--- What you will do ---
Go through the data below. Pull out every line that has the word "zářením".

--- Dataset rows ---
+--

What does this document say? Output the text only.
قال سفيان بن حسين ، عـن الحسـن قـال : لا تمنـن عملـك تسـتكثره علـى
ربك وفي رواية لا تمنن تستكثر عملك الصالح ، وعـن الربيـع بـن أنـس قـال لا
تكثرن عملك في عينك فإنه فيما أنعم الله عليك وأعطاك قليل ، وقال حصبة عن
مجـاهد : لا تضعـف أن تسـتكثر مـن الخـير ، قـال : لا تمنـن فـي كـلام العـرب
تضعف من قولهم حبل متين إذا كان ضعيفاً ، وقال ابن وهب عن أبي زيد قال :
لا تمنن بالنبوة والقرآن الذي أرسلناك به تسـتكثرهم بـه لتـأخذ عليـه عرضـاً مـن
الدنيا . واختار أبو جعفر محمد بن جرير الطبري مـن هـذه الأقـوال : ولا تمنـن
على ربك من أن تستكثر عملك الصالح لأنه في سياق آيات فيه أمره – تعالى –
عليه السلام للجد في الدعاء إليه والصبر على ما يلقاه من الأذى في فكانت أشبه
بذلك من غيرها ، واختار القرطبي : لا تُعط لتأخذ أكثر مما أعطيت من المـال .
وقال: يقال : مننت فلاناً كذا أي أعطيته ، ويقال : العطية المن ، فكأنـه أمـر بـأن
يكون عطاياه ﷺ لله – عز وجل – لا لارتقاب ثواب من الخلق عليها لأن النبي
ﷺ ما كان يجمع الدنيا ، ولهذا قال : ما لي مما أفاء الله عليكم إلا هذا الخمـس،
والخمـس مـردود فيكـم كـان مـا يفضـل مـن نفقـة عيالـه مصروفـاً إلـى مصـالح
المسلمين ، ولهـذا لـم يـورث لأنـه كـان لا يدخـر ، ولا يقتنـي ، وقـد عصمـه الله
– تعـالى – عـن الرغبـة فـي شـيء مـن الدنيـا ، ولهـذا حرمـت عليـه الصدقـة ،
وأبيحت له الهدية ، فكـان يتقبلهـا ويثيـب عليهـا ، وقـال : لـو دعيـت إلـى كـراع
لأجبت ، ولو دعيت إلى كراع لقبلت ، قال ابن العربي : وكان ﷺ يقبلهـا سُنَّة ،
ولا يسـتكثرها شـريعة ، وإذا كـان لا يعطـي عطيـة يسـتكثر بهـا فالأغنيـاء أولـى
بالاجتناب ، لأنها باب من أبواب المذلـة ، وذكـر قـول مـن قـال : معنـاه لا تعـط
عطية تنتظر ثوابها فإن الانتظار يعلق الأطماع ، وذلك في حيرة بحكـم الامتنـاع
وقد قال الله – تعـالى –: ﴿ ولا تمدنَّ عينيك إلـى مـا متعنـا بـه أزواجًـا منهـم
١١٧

+--

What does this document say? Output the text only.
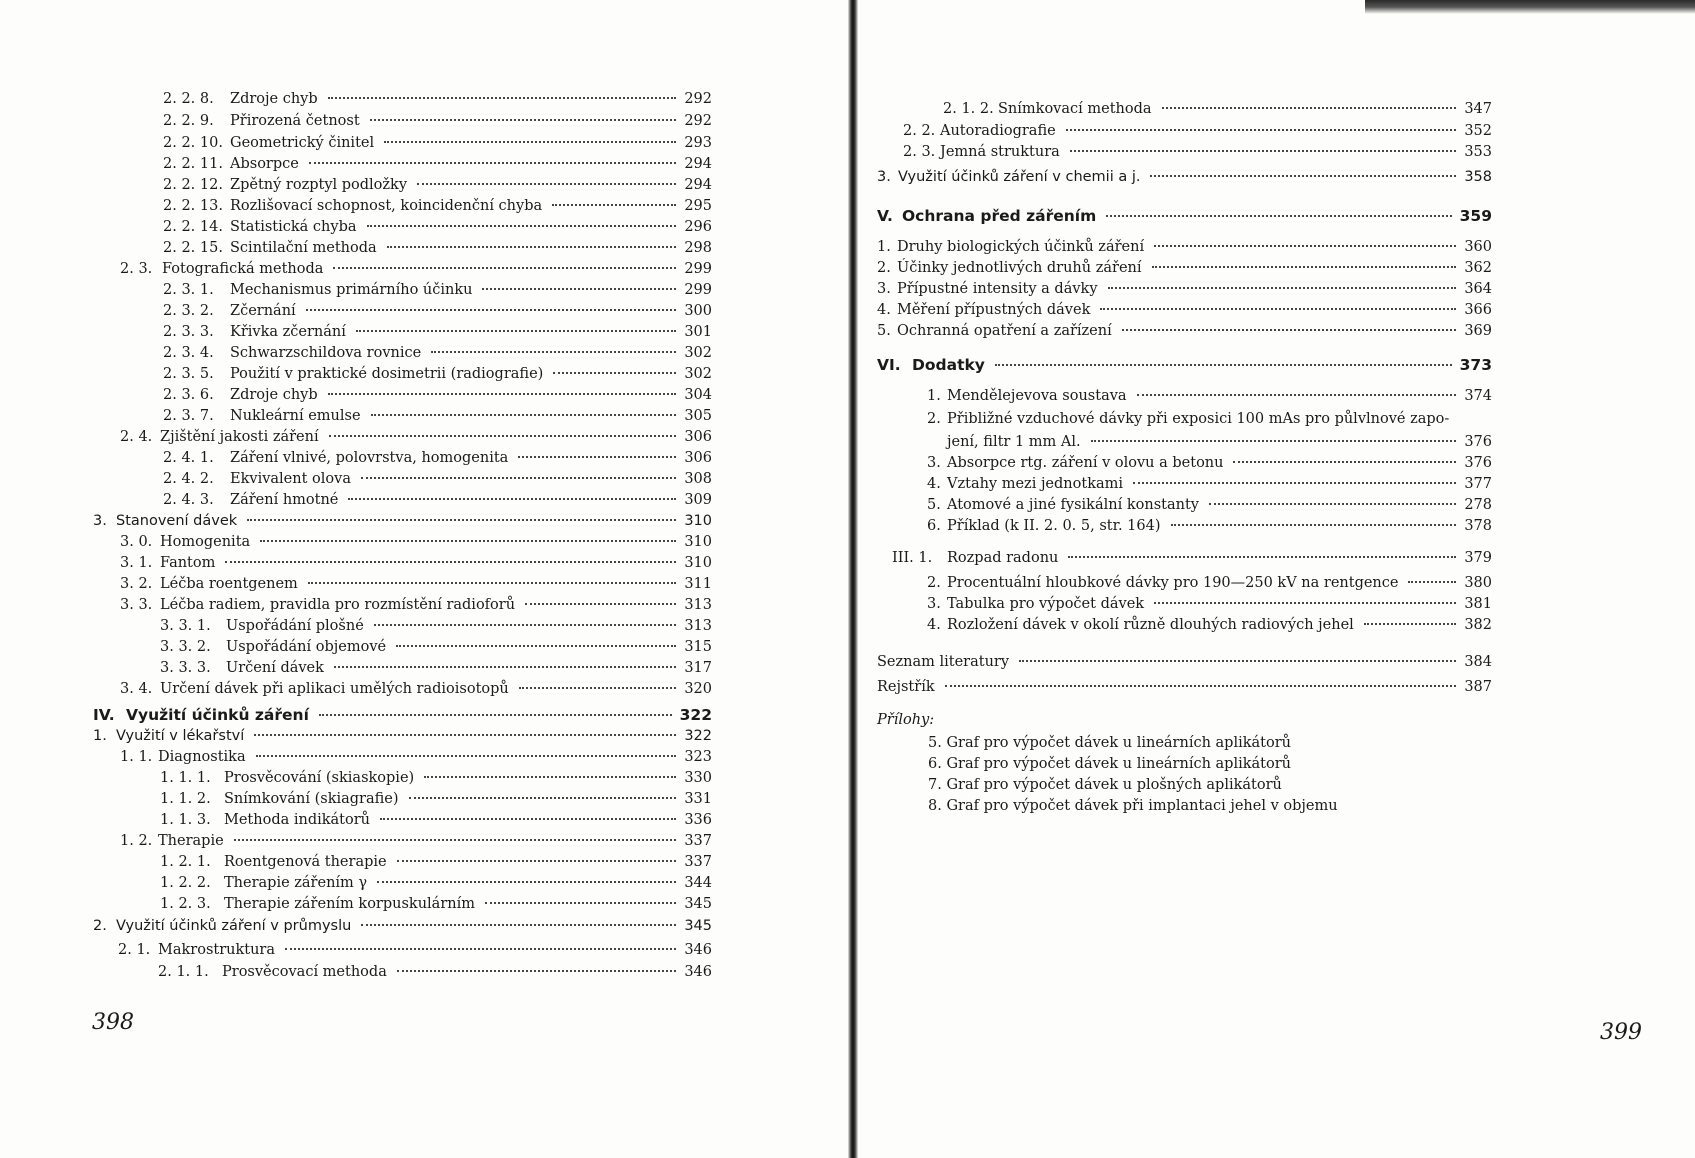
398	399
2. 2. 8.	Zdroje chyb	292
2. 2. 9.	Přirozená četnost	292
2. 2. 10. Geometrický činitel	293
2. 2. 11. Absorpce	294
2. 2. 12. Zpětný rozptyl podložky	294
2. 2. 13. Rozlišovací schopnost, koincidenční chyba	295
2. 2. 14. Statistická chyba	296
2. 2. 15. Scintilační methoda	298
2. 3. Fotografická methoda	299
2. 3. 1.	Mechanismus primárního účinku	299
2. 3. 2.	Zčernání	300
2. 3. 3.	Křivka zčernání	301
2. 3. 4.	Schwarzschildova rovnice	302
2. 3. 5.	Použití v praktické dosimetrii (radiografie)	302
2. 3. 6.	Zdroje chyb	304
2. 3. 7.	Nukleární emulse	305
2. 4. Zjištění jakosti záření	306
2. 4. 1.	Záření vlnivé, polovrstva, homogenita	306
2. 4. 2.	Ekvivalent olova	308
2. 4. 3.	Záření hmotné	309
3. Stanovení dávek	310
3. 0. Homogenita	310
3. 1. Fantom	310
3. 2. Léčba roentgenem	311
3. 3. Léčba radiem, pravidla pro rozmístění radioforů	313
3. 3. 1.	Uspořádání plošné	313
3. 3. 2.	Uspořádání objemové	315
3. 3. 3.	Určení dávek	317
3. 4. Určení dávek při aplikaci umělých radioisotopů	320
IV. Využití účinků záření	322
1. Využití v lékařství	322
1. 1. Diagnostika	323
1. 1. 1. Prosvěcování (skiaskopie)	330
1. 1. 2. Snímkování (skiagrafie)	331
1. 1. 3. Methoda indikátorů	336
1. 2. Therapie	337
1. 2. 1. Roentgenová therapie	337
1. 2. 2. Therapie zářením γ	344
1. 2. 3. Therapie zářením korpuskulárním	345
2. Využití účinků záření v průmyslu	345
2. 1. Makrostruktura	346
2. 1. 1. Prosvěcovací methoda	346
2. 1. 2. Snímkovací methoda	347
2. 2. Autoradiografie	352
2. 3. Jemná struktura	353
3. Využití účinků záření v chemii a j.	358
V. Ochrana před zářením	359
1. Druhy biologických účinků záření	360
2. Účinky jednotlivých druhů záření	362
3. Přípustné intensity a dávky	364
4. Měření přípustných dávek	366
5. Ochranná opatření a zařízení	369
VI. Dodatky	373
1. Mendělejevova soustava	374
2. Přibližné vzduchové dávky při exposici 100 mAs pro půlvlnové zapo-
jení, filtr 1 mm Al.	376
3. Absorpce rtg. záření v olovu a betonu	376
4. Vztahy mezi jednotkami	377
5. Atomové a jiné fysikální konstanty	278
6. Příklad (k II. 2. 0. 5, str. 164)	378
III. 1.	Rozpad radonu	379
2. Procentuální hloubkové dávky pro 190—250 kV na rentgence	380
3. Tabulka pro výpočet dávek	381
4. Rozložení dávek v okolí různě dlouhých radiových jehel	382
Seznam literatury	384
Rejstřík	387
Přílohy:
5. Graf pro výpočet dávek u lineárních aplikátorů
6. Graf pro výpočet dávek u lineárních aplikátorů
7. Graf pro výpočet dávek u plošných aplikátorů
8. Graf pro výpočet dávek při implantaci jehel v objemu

+--

--- Answer ---
1. 2. 2. Therapie zářením γ	344
1. 2. 3. Therapie zářením korpuskulárním	345
V. Ochrana před zářením	359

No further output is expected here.